#### DATA EXCERPTS

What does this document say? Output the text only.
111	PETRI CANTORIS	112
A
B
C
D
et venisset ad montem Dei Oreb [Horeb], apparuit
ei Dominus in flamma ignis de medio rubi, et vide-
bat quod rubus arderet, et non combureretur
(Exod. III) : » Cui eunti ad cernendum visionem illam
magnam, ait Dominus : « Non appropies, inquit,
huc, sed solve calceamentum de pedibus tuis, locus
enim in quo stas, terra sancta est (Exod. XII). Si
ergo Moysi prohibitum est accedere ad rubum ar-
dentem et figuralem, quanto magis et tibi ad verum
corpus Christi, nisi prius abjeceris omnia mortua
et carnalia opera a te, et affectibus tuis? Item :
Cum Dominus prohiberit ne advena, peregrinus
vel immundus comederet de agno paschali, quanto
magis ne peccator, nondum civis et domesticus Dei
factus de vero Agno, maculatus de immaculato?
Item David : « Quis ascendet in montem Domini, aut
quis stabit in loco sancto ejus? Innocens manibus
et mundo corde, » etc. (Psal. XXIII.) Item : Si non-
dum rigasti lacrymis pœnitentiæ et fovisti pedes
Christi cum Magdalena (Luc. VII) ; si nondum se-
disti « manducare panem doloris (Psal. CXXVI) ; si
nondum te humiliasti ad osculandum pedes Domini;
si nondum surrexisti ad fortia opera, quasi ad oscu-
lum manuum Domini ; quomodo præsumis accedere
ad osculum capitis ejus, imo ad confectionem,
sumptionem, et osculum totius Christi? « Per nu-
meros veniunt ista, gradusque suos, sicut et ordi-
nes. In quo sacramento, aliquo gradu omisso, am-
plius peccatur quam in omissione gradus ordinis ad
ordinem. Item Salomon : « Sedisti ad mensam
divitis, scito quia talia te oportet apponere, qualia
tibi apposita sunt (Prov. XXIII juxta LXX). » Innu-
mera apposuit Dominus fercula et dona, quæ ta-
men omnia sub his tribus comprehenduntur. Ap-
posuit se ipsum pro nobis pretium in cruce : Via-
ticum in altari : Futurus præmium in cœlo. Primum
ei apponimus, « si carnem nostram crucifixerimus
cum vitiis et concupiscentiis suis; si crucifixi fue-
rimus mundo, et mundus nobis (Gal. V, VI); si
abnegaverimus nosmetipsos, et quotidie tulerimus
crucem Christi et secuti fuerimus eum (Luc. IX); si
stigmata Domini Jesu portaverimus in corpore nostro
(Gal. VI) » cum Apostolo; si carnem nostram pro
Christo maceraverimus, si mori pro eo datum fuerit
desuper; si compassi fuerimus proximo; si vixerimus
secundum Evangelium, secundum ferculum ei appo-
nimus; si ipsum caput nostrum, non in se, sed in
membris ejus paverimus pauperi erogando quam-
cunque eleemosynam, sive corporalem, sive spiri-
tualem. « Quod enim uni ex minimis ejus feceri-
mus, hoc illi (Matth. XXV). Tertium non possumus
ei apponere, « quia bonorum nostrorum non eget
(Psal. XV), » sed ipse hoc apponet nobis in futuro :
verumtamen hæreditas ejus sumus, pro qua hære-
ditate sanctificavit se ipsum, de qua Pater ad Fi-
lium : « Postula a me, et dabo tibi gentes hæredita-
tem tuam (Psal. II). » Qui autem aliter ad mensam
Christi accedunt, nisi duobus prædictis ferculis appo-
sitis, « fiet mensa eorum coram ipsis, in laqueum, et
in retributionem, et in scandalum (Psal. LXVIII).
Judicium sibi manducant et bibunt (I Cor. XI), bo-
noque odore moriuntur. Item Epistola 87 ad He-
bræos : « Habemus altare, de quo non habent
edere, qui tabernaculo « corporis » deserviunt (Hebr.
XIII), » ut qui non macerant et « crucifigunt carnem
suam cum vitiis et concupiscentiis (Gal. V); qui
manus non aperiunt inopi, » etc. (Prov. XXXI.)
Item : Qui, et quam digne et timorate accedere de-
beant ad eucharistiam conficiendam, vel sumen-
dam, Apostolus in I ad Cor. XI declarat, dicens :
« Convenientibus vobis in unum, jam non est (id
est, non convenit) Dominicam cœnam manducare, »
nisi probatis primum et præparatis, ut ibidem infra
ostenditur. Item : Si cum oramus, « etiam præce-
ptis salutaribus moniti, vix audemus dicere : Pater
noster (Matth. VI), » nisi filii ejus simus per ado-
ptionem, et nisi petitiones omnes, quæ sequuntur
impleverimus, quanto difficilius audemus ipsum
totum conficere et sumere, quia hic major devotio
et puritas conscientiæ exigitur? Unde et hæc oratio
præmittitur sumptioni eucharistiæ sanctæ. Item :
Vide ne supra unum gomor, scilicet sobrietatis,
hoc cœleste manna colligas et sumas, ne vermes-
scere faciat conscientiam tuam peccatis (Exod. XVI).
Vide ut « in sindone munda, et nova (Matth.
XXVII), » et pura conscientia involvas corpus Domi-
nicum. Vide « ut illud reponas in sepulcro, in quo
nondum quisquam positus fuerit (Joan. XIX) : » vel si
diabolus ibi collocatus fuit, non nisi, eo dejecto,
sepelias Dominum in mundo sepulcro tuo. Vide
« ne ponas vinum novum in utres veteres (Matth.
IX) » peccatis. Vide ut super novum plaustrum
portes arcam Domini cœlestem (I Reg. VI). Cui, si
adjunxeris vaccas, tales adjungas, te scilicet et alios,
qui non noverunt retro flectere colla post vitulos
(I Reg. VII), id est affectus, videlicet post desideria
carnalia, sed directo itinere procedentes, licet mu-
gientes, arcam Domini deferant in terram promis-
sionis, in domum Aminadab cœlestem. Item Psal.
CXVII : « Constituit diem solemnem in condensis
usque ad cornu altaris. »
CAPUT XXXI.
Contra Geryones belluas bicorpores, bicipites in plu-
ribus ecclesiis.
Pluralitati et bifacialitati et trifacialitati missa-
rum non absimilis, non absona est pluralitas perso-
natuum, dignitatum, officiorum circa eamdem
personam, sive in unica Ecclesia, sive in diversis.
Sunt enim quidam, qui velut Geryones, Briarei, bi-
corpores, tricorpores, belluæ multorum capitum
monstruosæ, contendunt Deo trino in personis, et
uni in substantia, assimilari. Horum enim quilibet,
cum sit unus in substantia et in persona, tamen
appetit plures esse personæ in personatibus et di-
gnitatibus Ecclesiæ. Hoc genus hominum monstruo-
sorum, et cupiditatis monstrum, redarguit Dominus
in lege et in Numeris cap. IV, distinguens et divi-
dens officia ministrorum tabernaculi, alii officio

########

▶ EXERCISE: Output an exact copy of each record.

▶ WORKED ANSWER:
What does this document say? Output the text only.
111	PETRI CANTORIS	112
A
B
C
D
et venisset ad montem Dei Oreb [Horeb], apparuit
ei Dominus in flamma ignis de medio rubi, et vide-
bat quod rubus arderet, et non combureretur
(Exod. III) : » Cui eunti ad cernendum visionem illam
magnam, ait Dominus : « Non appropies, inquit,
huc, sed solve calceamentum de pedibus tuis, locus
enim in quo stas, terra sancta est (Exod. XII). Si
ergo Moysi prohibitum est accedere ad rubum ar-
dentem et figuralem, quanto magis et tibi ad verum
corpus Christi, nisi prius abjeceris omnia mortua
et carnalia opera a te, et affectibus tuis? Item :
Cum Dominus prohiberit ne advena, peregrinus
vel immundus comederet de agno paschali, quanto
magis ne peccator, nondum civis et domesticus Dei
factus de vero Agno, maculatus de immaculato?
Item David : « Quis ascendet in montem Domini, aut
quis stabit in loco sancto ejus? Innocens manibus
et mundo corde, » etc. (Psal. XXIII.) Item : Si non-
dum rigasti lacrymis pœnitentiæ et fovisti pedes
Christi cum Magdalena (Luc. VII) ; si nondum se-
disti « manducare panem doloris (Psal. CXXVI) ; si
nondum te humiliasti ad osculandum pedes Domini;
si nondum surrexisti ad fortia opera, quasi ad oscu-
lum manuum Domini ; quomodo præsumis accedere
ad osculum capitis ejus, imo ad confectionem,
sumptionem, et osculum totius Christi? « Per nu-
meros veniunt ista, gradusque suos, sicut et ordi-
nes. In quo sacramento, aliquo gradu omisso, am-
plius peccatur quam in omissione gradus ordinis ad
ordinem. Item Salomon : « Sedisti ad mensam
divitis, scito quia talia te oportet apponere, qualia
tibi apposita sunt (Prov. XXIII juxta LXX). » Innu-
mera apposuit Dominus fercula et dona, quæ ta-
men omnia sub his tribus comprehenduntur. Ap-
posuit se ipsum pro nobis pretium in cruce : Via-
ticum in altari : Futurus præmium in cœlo. Primum
ei apponimus, « si carnem nostram crucifixerimus
cum vitiis et concupiscentiis suis; si crucifixi fue-
rimus mundo, et mundus nobis (Gal. V, VI); si
abnegaverimus nosmetipsos, et quotidie tulerimus
crucem Christi et secuti fuerimus eum (Luc. IX); si
stigmata Domini Jesu portaverimus in corpore nostro
(Gal. VI) » cum Apostolo; si carnem nostram pro
Christo maceraverimus, si mori pro eo datum fuerit
desuper; si compassi fuerimus proximo; si vixerimus
secundum Evangelium, secundum ferculum ei appo-
nimus; si ipsum caput nostrum, non in se, sed in
membris ejus paverimus pauperi erogando quam-
cunque eleemosynam, sive corporalem, sive spiri-
tualem. « Quod enim uni ex minimis ejus feceri-
mus, hoc illi (Matth. XXV). Tertium non possumus
ei apponere, « quia bonorum nostrorum non eget
(Psal. XV), » sed ipse hoc apponet nobis in futuro :
verumtamen hæreditas ejus sumus, pro qua hære-
ditate sanctificavit se ipsum, de qua Pater ad Fi-
lium : « Postula a me, et dabo tibi gentes hæredita-
tem tuam (Psal. II). » Qui autem aliter ad mensam
Christi accedunt, nisi duobus prædictis ferculis appo-
sitis, « fiet mensa eorum coram ipsis, in laqueum, et
in retributionem, et in scandalum (Psal. LXVIII).
Judicium sibi manducant et bibunt (I Cor. XI), bo-
noque odore moriuntur. Item Epistola 87 ad He-
bræos : « Habemus altare, de quo non habent
edere, qui tabernaculo « corporis » deserviunt (Hebr.
XIII), » ut qui non macerant et « crucifigunt carnem
suam cum vitiis et concupiscentiis (Gal. V); qui
manus non aperiunt inopi, » etc. (Prov. XXXI.)
Item : Qui, et quam digne et timorate accedere de-
beant ad eucharistiam conficiendam, vel sumen-
dam, Apostolus in I ad Cor. XI declarat, dicens :
« Convenientibus vobis in unum, jam non est (id
est, non convenit) Dominicam cœnam manducare, »
nisi probatis primum et præparatis, ut ibidem infra
ostenditur. Item : Si cum oramus, « etiam præce-
ptis salutaribus moniti, vix audemus dicere : Pater
noster (Matth. VI), » nisi filii ejus simus per ado-
ptionem, et nisi petitiones omnes, quæ sequuntur
impleverimus, quanto difficilius audemus ipsum
totum conficere et sumere, quia hic major devotio
et puritas conscientiæ exigitur? Unde et hæc oratio
præmittitur sumptioni eucharistiæ sanctæ. Item :
Vide ne supra unum gomor, scilicet sobrietatis,
hoc cœleste manna colligas et sumas, ne vermes-
scere faciat conscientiam tuam peccatis (Exod. XVI).
Vide ut « in sindone munda, et nova (Matth.
XXVII), » et pura conscientia involvas corpus Domi-
nicum. Vide « ut illud reponas in sepulcro, in quo
nondum quisquam positus fuerit (Joan. XIX) : » vel si
diabolus ibi collocatus fuit, non nisi, eo dejecto,
sepelias Dominum in mundo sepulcro tuo. Vide
« ne ponas vinum novum in utres veteres (Matth.
IX) » peccatis. Vide ut super novum plaustrum
portes arcam Domini cœlestem (I Reg. VI). Cui, si
adjunxeris vaccas, tales adjungas, te scilicet et alios,
qui non noverunt retro flectere colla post vitulos
(I Reg. VII), id est affectus, videlicet post desideria
carnalia, sed directo itinere procedentes, licet mu-
gientes, arcam Domini deferant in terram promis-
sionis, in domum Aminadab cœlestem. Item Psal.
CXVII : « Constituit diem solemnem in condensis
usque ad cornu altaris. »
CAPUT XXXI.
Contra Geryones belluas bicorpores, bicipites in plu-
ribus ecclesiis.
Pluralitati et bifacialitati et trifacialitati missa-
rum non absimilis, non absona est pluralitas perso-
natuum, dignitatum, officiorum circa eamdem
personam, sive in unica Ecclesia, sive in diversis.
Sunt enim quidam, qui velut Geryones, Briarei, bi-
corpores, tricorpores, belluæ multorum capitum
monstruosæ, contendunt Deo trino in personis, et
uni in substantia, assimilari. Horum enim quilibet,
cum sit unus in substantia et in persona, tamen
appetit plures esse personæ in personatibus et di-
gnitatibus Ecclesiæ. Hoc genus hominum monstruo-
sorum, et cupiditatis monstrum, redarguit Dominus
in lege et in Numeris cap. IV, distinguens et divi-
dens officia ministrorum tabernaculi, alii officio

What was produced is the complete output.